[Lines of data]
+-------+
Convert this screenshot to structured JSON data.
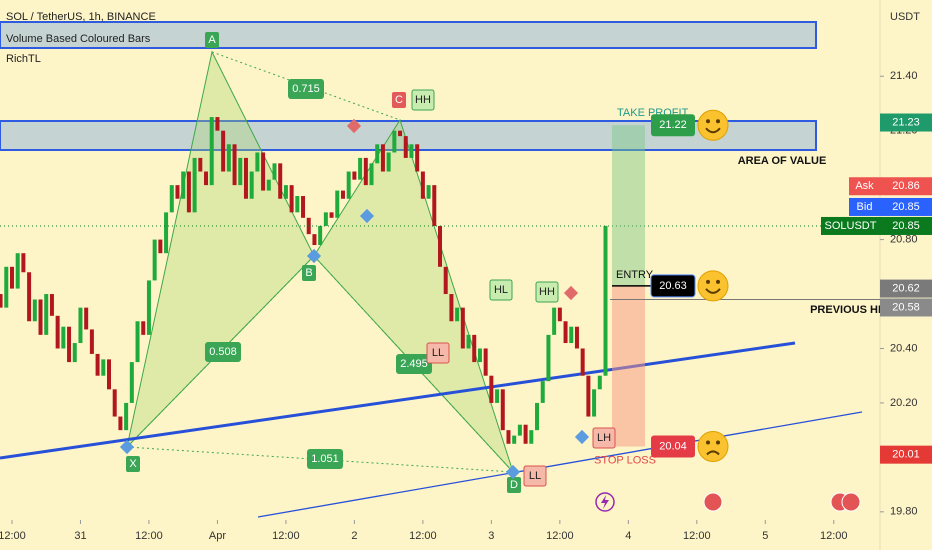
{
  "chart_data": {
    "type": "candlestick",
    "title": "SOL / TetherUS, 1h, BINANCE",
    "indicators": [
      "Volume Based Coloured Bars",
      "RichTL"
    ],
    "y_axis_label": "USDT",
    "up_color": "#1faa3c",
    "down_color": "#b3171e",
    "x": [
      10,
      11,
      12,
      13,
      14,
      15,
      16,
      17,
      18,
      19,
      20,
      21,
      22,
      23,
      24,
      25,
      26,
      27,
      28,
      29,
      30,
      31,
      32,
      33,
      34,
      35,
      36,
      37,
      38,
      39,
      40,
      41,
      42,
      43,
      44,
      45,
      46,
      47,
      48,
      49,
      50,
      51,
      52,
      53,
      54,
      55,
      56,
      57,
      58,
      59,
      60,
      61,
      62,
      63,
      64,
      65,
      66,
      67,
      68,
      69,
      70,
      71,
      72,
      73,
      74,
      75,
      76,
      77,
      78,
      79,
      80,
      81,
      82,
      83,
      84,
      85,
      86,
      87,
      88,
      89,
      90,
      91,
      92,
      93,
      94,
      95,
      96,
      97,
      98,
      99,
      100,
      101,
      102,
      103,
      104,
      105,
      106,
      107,
      108,
      109,
      110,
      111,
      112,
      113,
      114,
      115,
      116
    ],
    "open": [
      20.6,
      20.55,
      20.7,
      20.62,
      20.75,
      20.68,
      20.5,
      20.58,
      20.45,
      20.6,
      20.52,
      20.4,
      20.48,
      20.35,
      20.42,
      20.55,
      20.47,
      20.38,
      20.3,
      20.36,
      20.25,
      20.15,
      20.1,
      20.2,
      20.35,
      20.5,
      20.45,
      20.65,
      20.8,
      20.75,
      20.9,
      21.0,
      20.95,
      21.05,
      20.9,
      21.1,
      21.05,
      21.0,
      21.25,
      21.2,
      21.05,
      21.15,
      21.0,
      21.1,
      20.95,
      21.05,
      21.12,
      20.98,
      21.02,
      21.08,
      20.95,
      21.0,
      20.9,
      20.96,
      20.88,
      20.82,
      20.78,
      20.85,
      20.9,
      20.88,
      20.98,
      20.95,
      21.05,
      21.02,
      21.1,
      21.0,
      21.08,
      21.15,
      21.05,
      21.12,
      21.2,
      21.18,
      21.1,
      21.15,
      21.05,
      20.95,
      21.0,
      20.85,
      20.7,
      20.6,
      20.5,
      20.55,
      20.4,
      20.45,
      20.35,
      20.4,
      20.3,
      20.2,
      20.25,
      20.1,
      20.05,
      20.08,
      20.12,
      20.05,
      20.1,
      20.2,
      20.28,
      20.45,
      20.55,
      20.5,
      20.42,
      20.48,
      20.4,
      20.3,
      20.15,
      20.25,
      20.3
    ],
    "close": [
      20.55,
      20.7,
      20.62,
      20.75,
      20.68,
      20.5,
      20.58,
      20.45,
      20.6,
      20.52,
      20.4,
      20.48,
      20.35,
      20.42,
      20.55,
      20.47,
      20.38,
      20.3,
      20.36,
      20.25,
      20.15,
      20.1,
      20.2,
      20.35,
      20.5,
      20.45,
      20.65,
      20.8,
      20.75,
      20.9,
      21.0,
      20.95,
      21.05,
      20.9,
      21.1,
      21.05,
      21.0,
      21.25,
      21.2,
      21.05,
      21.15,
      21.0,
      21.1,
      20.95,
      21.05,
      21.12,
      20.98,
      21.02,
      21.08,
      20.95,
      21.0,
      20.9,
      20.96,
      20.88,
      20.82,
      20.78,
      20.85,
      20.9,
      20.88,
      20.98,
      20.95,
      21.05,
      21.02,
      21.1,
      21.0,
      21.08,
      21.15,
      21.05,
      21.12,
      21.2,
      21.18,
      21.1,
      21.15,
      21.05,
      20.95,
      21.0,
      20.85,
      20.7,
      20.6,
      20.5,
      20.55,
      20.4,
      20.45,
      20.35,
      20.4,
      20.3,
      20.2,
      20.25,
      20.1,
      20.05,
      20.08,
      20.12,
      20.05,
      20.1,
      20.2,
      20.28,
      20.45,
      20.55,
      20.5,
      20.42,
      20.48,
      20.4,
      20.3,
      20.15,
      20.25,
      20.3,
      20.85
    ],
    "xlim": [
      9.9,
      164.1
    ],
    "ylim": [
      19.77,
      21.68
    ],
    "xticks": [
      {
        "value": 12,
        "label": "12:00"
      },
      {
        "value": 24,
        "label": "31"
      },
      {
        "value": 36,
        "label": "12:00"
      },
      {
        "value": 48,
        "label": "Apr"
      },
      {
        "value": 60,
        "label": "12:00"
      },
      {
        "value": 72,
        "label": "2"
      },
      {
        "value": 84,
        "label": "12:00"
      },
      {
        "value": 96,
        "label": "3"
      },
      {
        "value": 108,
        "label": "12:00"
      },
      {
        "value": 120,
        "label": "4"
      },
      {
        "value": 132,
        "label": "12:00"
      },
      {
        "value": 144,
        "label": "5"
      },
      {
        "value": 156,
        "label": "12:00"
      }
    ],
    "yticks": [
      {
        "value": 21.4,
        "label": "21.40"
      },
      {
        "value": 21.2,
        "label": "21.20"
      },
      {
        "value": 20.8,
        "label": "20.80"
      },
      {
        "value": 20.4,
        "label": "20.40"
      },
      {
        "value": 20.2,
        "label": "20.20"
      },
      {
        "value": 19.8,
        "label": "19.80"
      }
    ],
    "price_labels": [
      {
        "value": 21.23,
        "color": "#1f9a6a"
      },
      {
        "name": "Ask",
        "value": 20.86,
        "color": "#ef5350"
      },
      {
        "name": "Bid",
        "value": 20.85,
        "color": "#2962ff"
      },
      {
        "name": "SOLUSDT",
        "value": 20.85,
        "color": "#0b7a1e"
      },
      {
        "value": 20.62,
        "color": "#7a7a7a"
      },
      {
        "value": 20.58,
        "color": "#8a8a8a"
      },
      {
        "value": 20.01,
        "color": "#e53935"
      }
    ],
    "pattern_points": [
      "X",
      "A",
      "B",
      "C",
      "D"
    ],
    "ratios": [
      0.715,
      0.508,
      2.495,
      1.051
    ],
    "structure": [
      "HH",
      "HL",
      "HH",
      "LL",
      "LH",
      "LL"
    ],
    "zone_label": "AREA OF VALUE",
    "previous_hh_label": "PREVIOUS HH",
    "trade": {
      "take_profit_label": "TAKE PROFIT",
      "entry_label": "ENTRY",
      "stop_loss_label": "STOP LOSS",
      "take_profit": 21.22,
      "entry": 20.63,
      "stop_loss": 20.04
    }
  }
}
+-------+
» **Aim of the task**
Reproduce the material in its entirety and word for word, without the pictures.

» **Expected output**
Convert this screenshot to structured JSON data.
{
  "chart_data": {
    "type": "candlestick",
    "title": "SOL / TetherUS, 1h, BINANCE",
    "indicators": [
      "Volume Based Coloured Bars",
      "RichTL"
    ],
    "y_axis_label": "USDT",
    "up_color": "#1faa3c",
    "down_color": "#b3171e",
    "x": [
      10,
      11,
      12,
      13,
      14,
      15,
      16,
      17,
      18,
      19,
      20,
      21,
      22,
      23,
      24,
      25,
      26,
      27,
      28,
      29,
      30,
      31,
      32,
      33,
      34,
      35,
      36,
      37,
      38,
      39,
      40,
      41,
      42,
      43,
      44,
      45,
      46,
      47,
      48,
      49,
      50,
      51,
      52,
      53,
      54,
      55,
      56,
      57,
      58,
      59,
      60,
      61,
      62,
      63,
      64,
      65,
      66,
      67,
      68,
      69,
      70,
      71,
      72,
      73,
      74,
      75,
      76,
      77,
      78,
      79,
      80,
      81,
      82,
      83,
      84,
      85,
      86,
      87,
      88,
      89,
      90,
      91,
      92,
      93,
      94,
      95,
      96,
      97,
      98,
      99,
      100,
      101,
      102,
      103,
      104,
      105,
      106,
      107,
      108,
      109,
      110,
      111,
      112,
      113,
      114,
      115,
      116
    ],
    "open": [
      20.6,
      20.55,
      20.7,
      20.62,
      20.75,
      20.68,
      20.5,
      20.58,
      20.45,
      20.6,
      20.52,
      20.4,
      20.48,
      20.35,
      20.42,
      20.55,
      20.47,
      20.38,
      20.3,
      20.36,
      20.25,
      20.15,
      20.1,
      20.2,
      20.35,
      20.5,
      20.45,
      20.65,
      20.8,
      20.75,
      20.9,
      21.0,
      20.95,
      21.05,
      20.9,
      21.1,
      21.05,
      21.0,
      21.25,
      21.2,
      21.05,
      21.15,
      21.0,
      21.1,
      20.95,
      21.05,
      21.12,
      20.98,
      21.02,
      21.08,
      20.95,
      21.0,
      20.9,
      20.96,
      20.88,
      20.82,
      20.78,
      20.85,
      20.9,
      20.88,
      20.98,
      20.95,
      21.05,
      21.02,
      21.1,
      21.0,
      21.08,
      21.15,
      21.05,
      21.12,
      21.2,
      21.18,
      21.1,
      21.15,
      21.05,
      20.95,
      21.0,
      20.85,
      20.7,
      20.6,
      20.5,
      20.55,
      20.4,
      20.45,
      20.35,
      20.4,
      20.3,
      20.2,
      20.25,
      20.1,
      20.05,
      20.08,
      20.12,
      20.05,
      20.1,
      20.2,
      20.28,
      20.45,
      20.55,
      20.5,
      20.42,
      20.48,
      20.4,
      20.3,
      20.15,
      20.25,
      20.3
    ],
    "close": [
      20.55,
      20.7,
      20.62,
      20.75,
      20.68,
      20.5,
      20.58,
      20.45,
      20.6,
      20.52,
      20.4,
      20.48,
      20.35,
      20.42,
      20.55,
      20.47,
      20.38,
      20.3,
      20.36,
      20.25,
      20.15,
      20.1,
      20.2,
      20.35,
      20.5,
      20.45,
      20.65,
      20.8,
      20.75,
      20.9,
      21.0,
      20.95,
      21.05,
      20.9,
      21.1,
      21.05,
      21.0,
      21.25,
      21.2,
      21.05,
      21.15,
      21.0,
      21.1,
      20.95,
      21.05,
      21.12,
      20.98,
      21.02,
      21.08,
      20.95,
      21.0,
      20.9,
      20.96,
      20.88,
      20.82,
      20.78,
      20.85,
      20.9,
      20.88,
      20.98,
      20.95,
      21.05,
      21.02,
      21.1,
      21.0,
      21.08,
      21.15,
      21.05,
      21.12,
      21.2,
      21.18,
      21.1,
      21.15,
      21.05,
      20.95,
      21.0,
      20.85,
      20.7,
      20.6,
      20.5,
      20.55,
      20.4,
      20.45,
      20.35,
      20.4,
      20.3,
      20.2,
      20.25,
      20.1,
      20.05,
      20.08,
      20.12,
      20.05,
      20.1,
      20.2,
      20.28,
      20.45,
      20.55,
      20.5,
      20.42,
      20.48,
      20.4,
      20.3,
      20.15,
      20.25,
      20.3,
      20.85
    ],
    "xlim": [
      9.9,
      164.1
    ],
    "ylim": [
      19.77,
      21.68
    ],
    "xticks": [
      {
        "value": 12,
        "label": "12:00"
      },
      {
        "value": 24,
        "label": "31"
      },
      {
        "value": 36,
        "label": "12:00"
      },
      {
        "value": 48,
        "label": "Apr"
      },
      {
        "value": 60,
        "label": "12:00"
      },
      {
        "value": 72,
        "label": "2"
      },
      {
        "value": 84,
        "label": "12:00"
      },
      {
        "value": 96,
        "label": "3"
      },
      {
        "value": 108,
        "label": "12:00"
      },
      {
        "value": 120,
        "label": "4"
      },
      {
        "value": 132,
        "label": "12:00"
      },
      {
        "value": 144,
        "label": "5"
      },
      {
        "value": 156,
        "label": "12:00"
      }
    ],
    "yticks": [
      {
        "value": 21.4,
        "label": "21.40"
      },
      {
        "value": 21.2,
        "label": "21.20"
      },
      {
        "value": 20.8,
        "label": "20.80"
      },
      {
        "value": 20.4,
        "label": "20.40"
      },
      {
        "value": 20.2,
        "label": "20.20"
      },
      {
        "value": 19.8,
        "label": "19.80"
      }
    ],
    "price_labels": [
      {
        "value": 21.23,
        "color": "#1f9a6a"
      },
      {
        "name": "Ask",
        "value": 20.86,
        "color": "#ef5350"
      },
      {
        "name": "Bid",
        "value": 20.85,
        "color": "#2962ff"
      },
      {
        "name": "SOLUSDT",
        "value": 20.85,
        "color": "#0b7a1e"
      },
      {
        "value": 20.62,
        "color": "#7a7a7a"
      },
      {
        "value": 20.58,
        "color": "#8a8a8a"
      },
      {
        "value": 20.01,
        "color": "#e53935"
      }
    ],
    "pattern_points": [
      "X",
      "A",
      "B",
      "C",
      "D"
    ],
    "ratios": [
      0.715,
      0.508,
      2.495,
      1.051
    ],
    "structure": [
      "HH",
      "HL",
      "HH",
      "LL",
      "LH",
      "LL"
    ],
    "zone_label": "AREA OF VALUE",
    "previous_hh_label": "PREVIOUS HH",
    "trade": {
      "take_profit_label": "TAKE PROFIT",
      "entry_label": "ENTRY",
      "stop_loss_label": "STOP LOSS",
      "take_profit": 21.22,
      "entry": 20.63,
      "stop_loss": 20.04
    }
  }
}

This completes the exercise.